### Document text
# # #
Helping clients and charities at HMRC's expenses
Solicitors should encourage clients to take advantage of the underused, invaluable tax relief available when leaving money to charity, advises John Bunker
Are your clients making the most of tax effective giving to charities through their wills and variation of inheritances from estates? A will, or variation, can help charities more than many clients and solicitors realise. Thanks to the invaluable, but underused, lower inheritance tax (IHT) rate when 10 per cent of a net estate is left to charity, this need cost your clients or their families very little. Sometimes they can actually benefit at the government’s expense.
Lifetime gifts and gifts made by will to charities are free of IHT. However, if at least 10 per cent of a taxable estate goes to charity, the IHT payable on the rest of the estate is reduced from 40 per cent to 36 per cent. The saving means that the gift costs only 24 per cent of the amount going to the charity. Some think that the 10 per cent amount is larger than it is in practice, and thus don’t utilise the opportunity enough.
# # #
### Requirements
(A) According to the text on charitable giving, what does the inheritance tax rate on the rest of an estate drop to when at least 10 percent of the taxable estate goes to charity?
(B) Output, word for word, the part of the charitable giving text starting at "Lifetime gifts and" and ending at "the opportunity enough.".
# # #
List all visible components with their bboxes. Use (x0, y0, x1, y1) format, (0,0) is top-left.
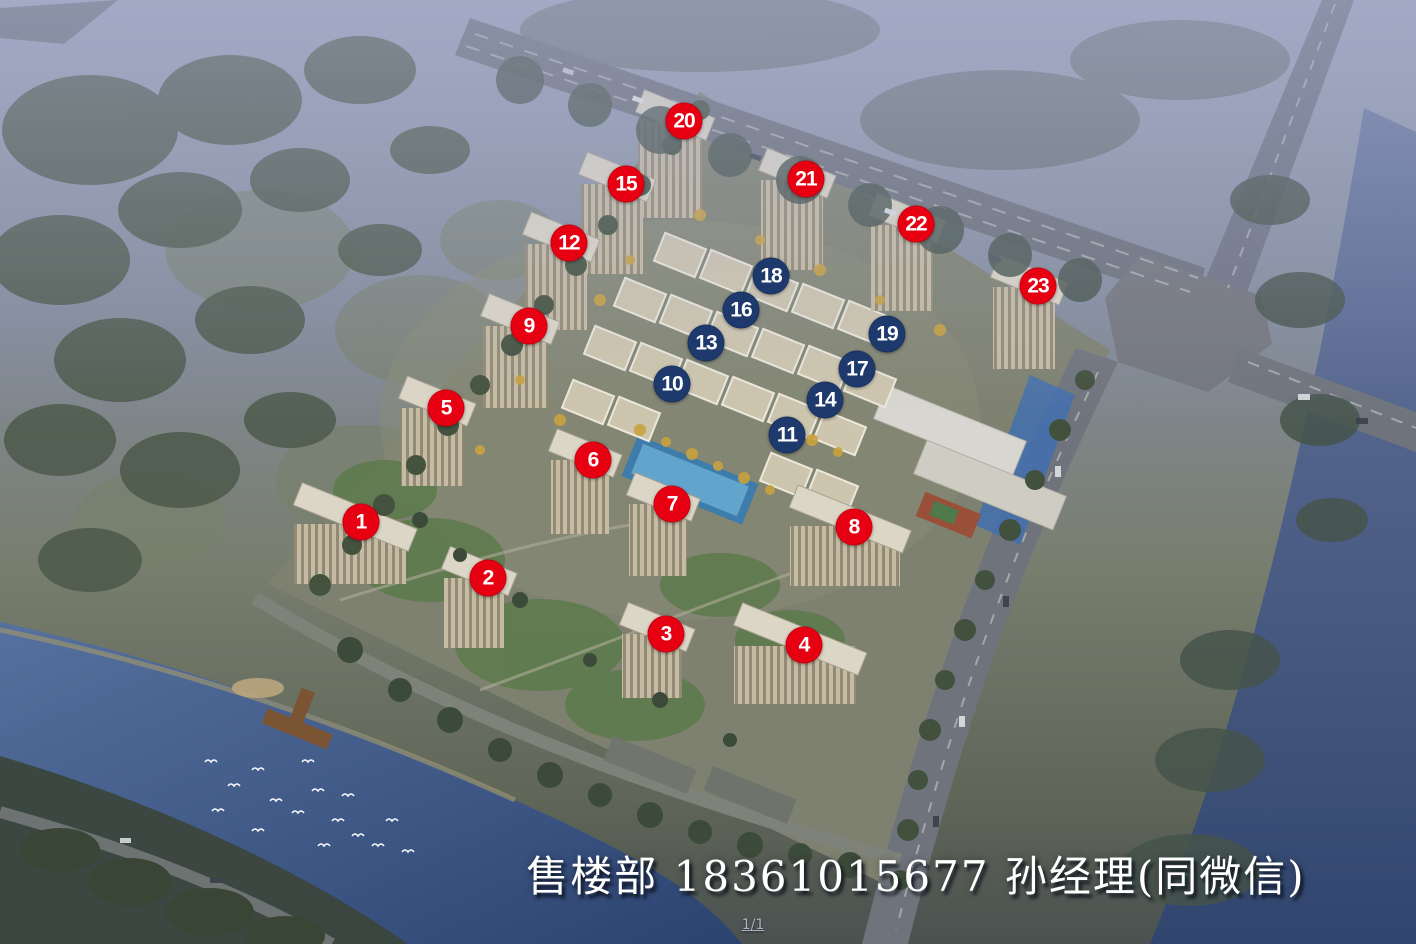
building-marker-7: 7 (654, 486, 691, 523)
building-marker-16: 16 (722, 292, 759, 329)
building-marker-14: 14 (806, 381, 843, 418)
building-marker-2: 2 (469, 560, 506, 597)
building-marker-12: 12 (550, 224, 587, 261)
page-indicator: 1/1 (718, 916, 788, 936)
building-marker-17: 17 (838, 351, 875, 388)
building-marker-21: 21 (787, 160, 824, 197)
aerial-rendering-image: 1234567891011121314151617181920212223 售楼… (0, 0, 1416, 944)
building-marker-1: 1 (342, 504, 379, 541)
building-marker-8: 8 (835, 509, 872, 546)
building-marker-3: 3 (647, 615, 684, 652)
building-marker-15: 15 (608, 165, 645, 202)
building-marker-9: 9 (511, 307, 548, 344)
building-marker-11: 11 (769, 416, 806, 453)
building-marker-22: 22 (898, 206, 935, 243)
building-marker-6: 6 (575, 442, 612, 479)
building-marker-10: 10 (654, 366, 691, 403)
building-marker-18: 18 (753, 258, 790, 295)
building-marker-19: 19 (868, 315, 905, 352)
building-marker-4: 4 (786, 627, 823, 664)
sales-caption: 售楼部 18361015677 孙经理(同微信) (416, 851, 1416, 904)
building-marker-5: 5 (428, 389, 465, 426)
building-marker-20: 20 (666, 103, 703, 140)
building-marker-13: 13 (688, 324, 725, 361)
marker-layer: 1234567891011121314151617181920212223 (0, 0, 1416, 944)
building-marker-23: 23 (1020, 268, 1057, 305)
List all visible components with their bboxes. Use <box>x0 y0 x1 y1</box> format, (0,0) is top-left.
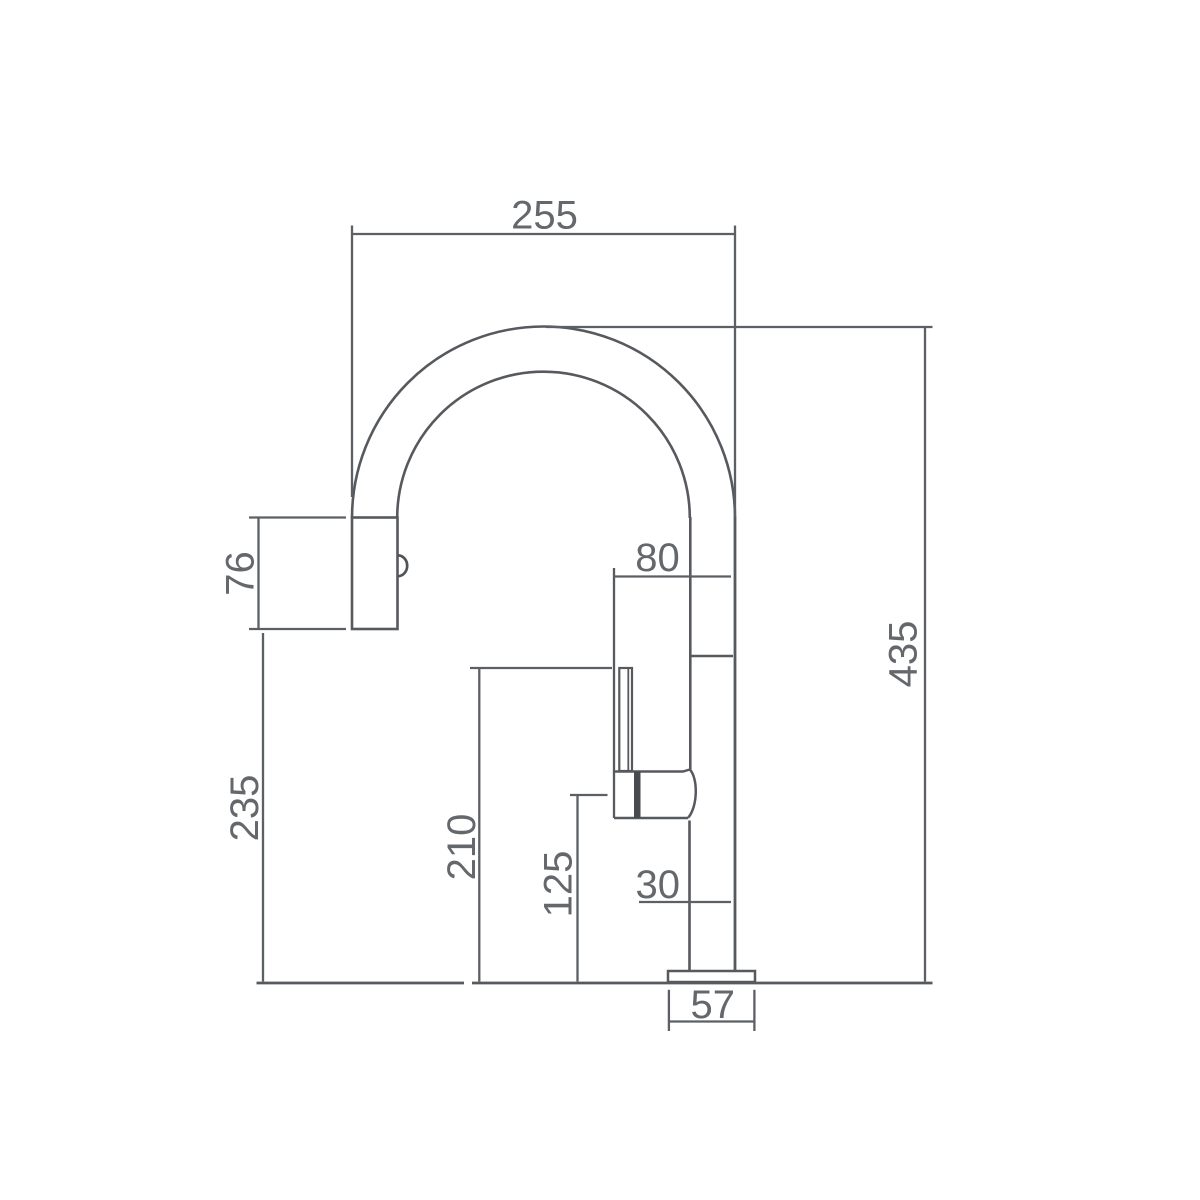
# # #
### The results
(A) 36 percent

(B)
Lifetime gifts and gifts made by will to charities are free of IHT. However, if at least 10 per cent of a taxable estate goes to charity, the IHT payable on the rest of the estate is reduced from 40 per cent to 36 per cent. The saving means that the gift costs only 24 per cent of the amount going to the charity. Some think that the 10 per cent amount is larger than it is in practice, and thus don’t utilise the opportunity enough.